== Requirement ==
Every record must be repeated exactly, with no omission.
***** Records for this exercise *****
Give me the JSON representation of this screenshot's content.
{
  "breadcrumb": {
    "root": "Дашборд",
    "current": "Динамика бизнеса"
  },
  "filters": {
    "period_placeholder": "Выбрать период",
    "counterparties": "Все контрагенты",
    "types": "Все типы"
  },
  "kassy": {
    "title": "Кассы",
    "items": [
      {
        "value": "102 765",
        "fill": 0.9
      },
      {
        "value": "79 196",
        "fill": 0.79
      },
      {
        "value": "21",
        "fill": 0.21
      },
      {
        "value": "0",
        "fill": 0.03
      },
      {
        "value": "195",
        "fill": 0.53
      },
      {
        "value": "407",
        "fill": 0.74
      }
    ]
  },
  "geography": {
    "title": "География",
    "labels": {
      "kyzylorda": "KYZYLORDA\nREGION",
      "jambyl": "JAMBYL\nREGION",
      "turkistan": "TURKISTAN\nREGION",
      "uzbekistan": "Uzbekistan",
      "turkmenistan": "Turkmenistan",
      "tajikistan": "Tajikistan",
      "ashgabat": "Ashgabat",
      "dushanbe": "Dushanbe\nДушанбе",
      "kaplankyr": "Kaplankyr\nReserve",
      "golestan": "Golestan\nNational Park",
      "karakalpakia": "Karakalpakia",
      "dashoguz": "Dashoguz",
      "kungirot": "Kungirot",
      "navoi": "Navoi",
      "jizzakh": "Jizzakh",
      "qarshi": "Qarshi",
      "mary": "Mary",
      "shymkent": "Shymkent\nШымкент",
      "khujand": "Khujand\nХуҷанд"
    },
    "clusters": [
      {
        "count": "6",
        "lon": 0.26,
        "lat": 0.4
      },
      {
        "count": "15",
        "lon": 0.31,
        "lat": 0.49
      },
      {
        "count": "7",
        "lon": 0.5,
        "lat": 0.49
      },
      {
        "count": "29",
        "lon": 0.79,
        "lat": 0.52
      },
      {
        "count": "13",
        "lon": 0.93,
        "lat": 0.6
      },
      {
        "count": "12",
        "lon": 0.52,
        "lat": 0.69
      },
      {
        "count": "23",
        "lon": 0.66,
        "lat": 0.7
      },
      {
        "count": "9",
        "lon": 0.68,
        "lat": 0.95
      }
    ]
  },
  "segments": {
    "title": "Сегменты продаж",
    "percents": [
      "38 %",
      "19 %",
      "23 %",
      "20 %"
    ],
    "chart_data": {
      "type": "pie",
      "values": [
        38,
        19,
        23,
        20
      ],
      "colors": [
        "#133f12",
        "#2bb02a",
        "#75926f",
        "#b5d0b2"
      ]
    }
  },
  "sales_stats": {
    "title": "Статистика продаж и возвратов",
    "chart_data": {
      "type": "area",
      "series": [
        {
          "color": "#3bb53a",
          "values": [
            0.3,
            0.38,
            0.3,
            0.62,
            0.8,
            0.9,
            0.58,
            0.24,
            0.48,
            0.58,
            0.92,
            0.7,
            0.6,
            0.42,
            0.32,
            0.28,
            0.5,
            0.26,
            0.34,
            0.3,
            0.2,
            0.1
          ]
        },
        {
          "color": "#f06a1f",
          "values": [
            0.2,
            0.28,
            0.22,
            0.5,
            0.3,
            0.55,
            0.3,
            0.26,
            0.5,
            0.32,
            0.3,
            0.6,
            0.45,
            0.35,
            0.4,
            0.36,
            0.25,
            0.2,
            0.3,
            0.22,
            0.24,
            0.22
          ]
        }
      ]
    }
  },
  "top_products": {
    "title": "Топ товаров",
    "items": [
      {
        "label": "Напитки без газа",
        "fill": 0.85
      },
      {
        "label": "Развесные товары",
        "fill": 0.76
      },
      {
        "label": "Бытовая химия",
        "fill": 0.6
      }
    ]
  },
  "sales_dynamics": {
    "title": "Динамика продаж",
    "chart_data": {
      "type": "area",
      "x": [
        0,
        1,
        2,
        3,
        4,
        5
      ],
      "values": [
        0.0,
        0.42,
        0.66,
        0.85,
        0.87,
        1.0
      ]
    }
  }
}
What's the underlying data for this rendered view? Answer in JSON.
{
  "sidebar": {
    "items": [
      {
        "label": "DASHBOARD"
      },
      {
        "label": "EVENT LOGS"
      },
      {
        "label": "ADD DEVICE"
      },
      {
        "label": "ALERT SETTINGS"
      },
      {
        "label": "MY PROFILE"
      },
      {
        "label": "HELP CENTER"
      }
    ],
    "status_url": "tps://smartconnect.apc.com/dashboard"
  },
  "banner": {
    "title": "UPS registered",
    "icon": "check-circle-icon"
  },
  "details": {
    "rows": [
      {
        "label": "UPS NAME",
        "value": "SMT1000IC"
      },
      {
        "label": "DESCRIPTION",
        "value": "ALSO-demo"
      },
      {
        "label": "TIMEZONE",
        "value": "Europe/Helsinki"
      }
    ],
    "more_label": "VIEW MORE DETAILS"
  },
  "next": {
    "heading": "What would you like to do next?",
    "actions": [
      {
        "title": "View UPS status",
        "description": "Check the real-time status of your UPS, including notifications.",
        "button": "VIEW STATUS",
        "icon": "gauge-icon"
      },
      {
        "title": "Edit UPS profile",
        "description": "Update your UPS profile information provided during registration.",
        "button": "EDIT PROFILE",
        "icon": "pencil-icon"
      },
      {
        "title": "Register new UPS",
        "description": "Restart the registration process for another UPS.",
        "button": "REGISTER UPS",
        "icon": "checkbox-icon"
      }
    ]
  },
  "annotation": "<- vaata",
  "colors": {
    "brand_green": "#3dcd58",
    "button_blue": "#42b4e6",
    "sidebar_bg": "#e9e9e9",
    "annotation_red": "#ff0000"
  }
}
*****
== Output below ==
Give me the JSON representation of this screenshot's content.
{
  "breadcrumb": {
    "root": "Дашборд",
    "current": "Динамика бизнеса"
  },
  "filters": {
    "period_placeholder": "Выбрать период",
    "counterparties": "Все контрагенты",
    "types": "Все типы"
  },
  "kassy": {
    "title": "Кассы",
    "items": [
      {
        "value": "102 765",
        "fill": 0.9
      },
      {
        "value": "79 196",
        "fill": 0.79
      },
      {
        "value": "21",
        "fill": 0.21
      },
      {
        "value": "0",
        "fill": 0.03
      },
      {
        "value": "195",
        "fill": 0.53
      },
      {
        "value": "407",
        "fill": 0.74
      }
    ]
  },
  "geography": {
    "title": "География",
    "labels": {
      "kyzylorda": "KYZYLORDA\nREGION",
      "jambyl": "JAMBYL\nREGION",
      "turkistan": "TURKISTAN\nREGION",
      "uzbekistan": "Uzbekistan",
      "turkmenistan": "Turkmenistan",
      "tajikistan": "Tajikistan",
      "ashgabat": "Ashgabat",
      "dushanbe": "Dushanbe\nДушанбе",
      "kaplankyr": "Kaplankyr\nReserve",
      "golestan": "Golestan\nNational Park",
      "karakalpakia": "Karakalpakia",
      "dashoguz": "Dashoguz",
      "kungirot": "Kungirot",
      "navoi": "Navoi",
      "jizzakh": "Jizzakh",
      "qarshi": "Qarshi",
      "mary": "Mary",
      "shymkent": "Shymkent\nШымкент",
      "khujand": "Khujand\nХуҷанд"
    },
    "clusters": [
      {
        "count": "6",
        "lon": 0.26,
        "lat": 0.4
      },
      {
        "count": "15",
        "lon": 0.31,
        "lat": 0.49
      },
      {
        "count": "7",
        "lon": 0.5,
        "lat": 0.49
      },
      {
        "count": "29",
        "lon": 0.79,
        "lat": 0.52
      },
      {
        "count": "13",
        "lon": 0.93,
        "lat": 0.6
      },
      {
        "count": "12",
        "lon": 0.52,
        "lat": 0.69
      },
      {
        "count": "23",
        "lon": 0.66,
        "lat": 0.7
      },
      {
        "count": "9",
        "lon": 0.68,
        "lat": 0.95
      }
    ]
  },
  "segments": {
    "title": "Сегменты продаж",
    "percents": [
      "38 %",
      "19 %",
      "23 %",
      "20 %"
    ],
    "chart_data": {
      "type": "pie",
      "values": [
        38,
        19,
        23,
        20
      ],
      "colors": [
        "#133f12",
        "#2bb02a",
        "#75926f",
        "#b5d0b2"
      ]
    }
  },
  "sales_stats": {
    "title": "Статистика продаж и возвратов",
    "chart_data": {
      "type": "area",
      "series": [
        {
          "color": "#3bb53a",
          "values": [
            0.3,
            0.38,
            0.3,
            0.62,
            0.8,
            0.9,
            0.58,
            0.24,
            0.48,
            0.58,
            0.92,
            0.7,
            0.6,
            0.42,
            0.32,
            0.28,
            0.5,
            0.26,
            0.34,
            0.3,
            0.2,
            0.1
          ]
        },
        {
          "color": "#f06a1f",
          "values": [
            0.2,
            0.28,
            0.22,
            0.5,
            0.3,
            0.55,
            0.3,
            0.26,
            0.5,
            0.32,
            0.3,
            0.6,
            0.45,
            0.35,
            0.4,
            0.36,
            0.25,
            0.2,
            0.3,
            0.22,
            0.24,
            0.22
          ]
        }
      ]
    }
  },
  "top_products": {
    "title": "Топ товаров",
    "items": [
      {
        "label": "Напитки без газа",
        "fill": 0.85
      },
      {
        "label": "Развесные товары",
        "fill": 0.76
      },
      {
        "label": "Бытовая химия",
        "fill": 0.6
      }
    ]
  },
  "sales_dynamics": {
    "title": "Динамика продаж",
    "chart_data": {
      "type": "area",
      "x": [
        0,
        1,
        2,
        3,
        4,
        5
      ],
      "values": [
        0.0,
        0.42,
        0.66,
        0.85,
        0.87,
        1.0
      ]
    }
  }
}
What's the underlying data for this rendered view? Answer in JSON.
{
  "sidebar": {
    "items": [
      {
        "label": "DASHBOARD"
      },
      {
        "label": "EVENT LOGS"
      },
      {
        "label": "ADD DEVICE"
      },
      {
        "label": "ALERT SETTINGS"
      },
      {
        "label": "MY PROFILE"
      },
      {
        "label": "HELP CENTER"
      }
    ],
    "status_url": "tps://smartconnect.apc.com/dashboard"
  },
  "banner": {
    "title": "UPS registered",
    "icon": "check-circle-icon"
  },
  "details": {
    "rows": [
      {
        "label": "UPS NAME",
        "value": "SMT1000IC"
      },
      {
        "label": "DESCRIPTION",
        "value": "ALSO-demo"
      },
      {
        "label": "TIMEZONE",
        "value": "Europe/Helsinki"
      }
    ],
    "more_label": "VIEW MORE DETAILS"
  },
  "next": {
    "heading": "What would you like to do next?",
    "actions": [
      {
        "title": "View UPS status",
        "description": "Check the real-time status of your UPS, including notifications.",
        "button": "VIEW STATUS",
        "icon": "gauge-icon"
      },
      {
        "title": "Edit UPS profile",
        "description": "Update your UPS profile information provided during registration.",
        "button": "EDIT PROFILE",
        "icon": "pencil-icon"
      },
      {
        "title": "Register new UPS",
        "description": "Restart the registration process for another UPS.",
        "button": "REGISTER UPS",
        "icon": "checkbox-icon"
      }
    ]
  },
  "annotation": "<- vaata",
  "colors": {
    "brand_green": "#3dcd58",
    "button_blue": "#42b4e6",
    "sidebar_bg": "#e9e9e9",
    "annotation_red": "#ff0000"
  }
}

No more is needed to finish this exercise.